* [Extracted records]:
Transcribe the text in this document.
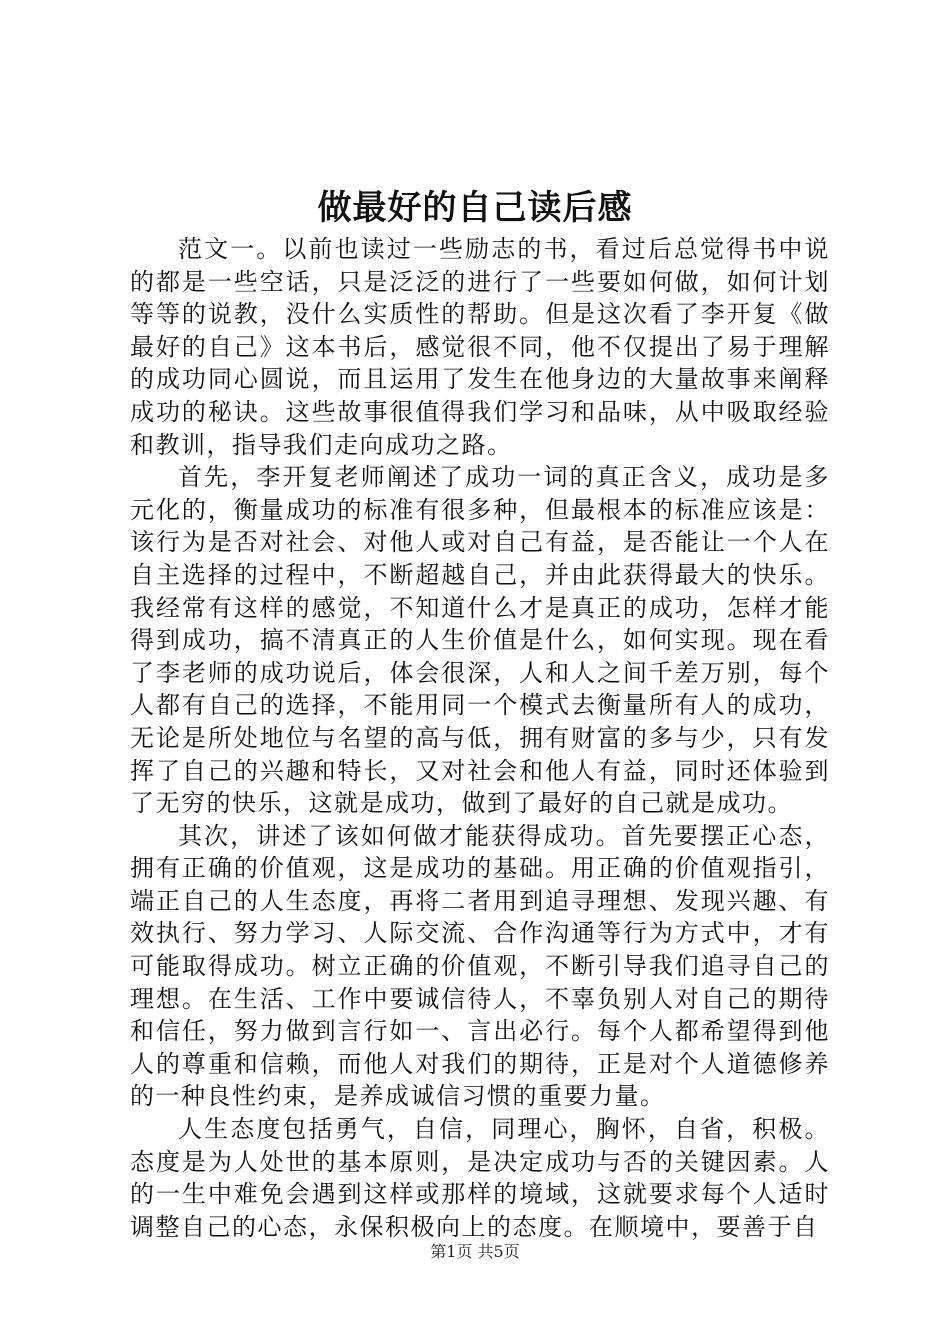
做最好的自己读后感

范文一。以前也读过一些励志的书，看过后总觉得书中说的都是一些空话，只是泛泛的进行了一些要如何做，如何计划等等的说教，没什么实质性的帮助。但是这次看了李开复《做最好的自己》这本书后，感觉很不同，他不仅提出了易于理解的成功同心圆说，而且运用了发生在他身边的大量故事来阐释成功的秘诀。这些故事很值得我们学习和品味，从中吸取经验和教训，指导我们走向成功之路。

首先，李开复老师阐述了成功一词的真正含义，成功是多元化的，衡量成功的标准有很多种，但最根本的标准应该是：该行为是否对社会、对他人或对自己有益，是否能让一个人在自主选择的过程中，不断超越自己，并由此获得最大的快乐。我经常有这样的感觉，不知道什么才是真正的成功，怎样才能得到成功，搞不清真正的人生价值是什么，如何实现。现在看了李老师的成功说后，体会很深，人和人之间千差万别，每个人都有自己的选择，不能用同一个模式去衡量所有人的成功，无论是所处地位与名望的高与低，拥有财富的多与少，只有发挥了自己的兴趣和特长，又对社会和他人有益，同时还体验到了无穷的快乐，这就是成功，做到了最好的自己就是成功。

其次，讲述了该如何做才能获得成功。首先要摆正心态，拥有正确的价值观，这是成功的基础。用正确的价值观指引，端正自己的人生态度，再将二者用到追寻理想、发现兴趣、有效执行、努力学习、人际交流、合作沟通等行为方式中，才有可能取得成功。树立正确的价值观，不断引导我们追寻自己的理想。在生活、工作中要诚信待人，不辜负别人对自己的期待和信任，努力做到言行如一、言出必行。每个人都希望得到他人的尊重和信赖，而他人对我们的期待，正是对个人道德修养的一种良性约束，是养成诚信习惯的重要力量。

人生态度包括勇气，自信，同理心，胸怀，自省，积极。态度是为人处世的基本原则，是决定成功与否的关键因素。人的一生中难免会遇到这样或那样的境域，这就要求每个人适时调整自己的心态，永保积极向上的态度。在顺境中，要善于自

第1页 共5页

* [What to work on]: All of the material above should be reproduced exactly, except the pictures.

* [Reply]:
Transcribe the text in this document.
做最好的自己读后感

范文一。以前也读过一些励志的书，看过后总觉得书中说的都是一些空话，只是泛泛的进行了一些要如何做，如何计划等等的说教，没什么实质性的帮助。但是这次看了李开复《做最好的自己》这本书后，感觉很不同，他不仅提出了易于理解的成功同心圆说，而且运用了发生在他身边的大量故事来阐释成功的秘诀。这些故事很值得我们学习和品味，从中吸取经验和教训，指导我们走向成功之路。

首先，李开复老师阐述了成功一词的真正含义，成功是多元化的，衡量成功的标准有很多种，但最根本的标准应该是：该行为是否对社会、对他人或对自己有益，是否能让一个人在自主选择的过程中，不断超越自己，并由此获得最大的快乐。我经常有这样的感觉，不知道什么才是真正的成功，怎样才能得到成功，搞不清真正的人生价值是什么，如何实现。现在看了李老师的成功说后，体会很深，人和人之间千差万别，每个人都有自己的选择，不能用同一个模式去衡量所有人的成功，无论是所处地位与名望的高与低，拥有财富的多与少，只有发挥了自己的兴趣和特长，又对社会和他人有益，同时还体验到了无穷的快乐，这就是成功，做到了最好的自己就是成功。

其次，讲述了该如何做才能获得成功。首先要摆正心态，拥有正确的价值观，这是成功的基础。用正确的价值观指引，端正自己的人生态度，再将二者用到追寻理想、发现兴趣、有效执行、努力学习、人际交流、合作沟通等行为方式中，才有可能取得成功。树立正确的价值观，不断引导我们追寻自己的理想。在生活、工作中要诚信待人，不辜负别人对自己的期待和信任，努力做到言行如一、言出必行。每个人都希望得到他人的尊重和信赖，而他人对我们的期待，正是对个人道德修养的一种良性约束，是养成诚信习惯的重要力量。

人生态度包括勇气，自信，同理心，胸怀，自省，积极。态度是为人处世的基本原则，是决定成功与否的关键因素。人的一生中难免会遇到这样或那样的境域，这就要求每个人适时调整自己的心态，永保积极向上的态度。在顺境中，要善于自

第1页 共5页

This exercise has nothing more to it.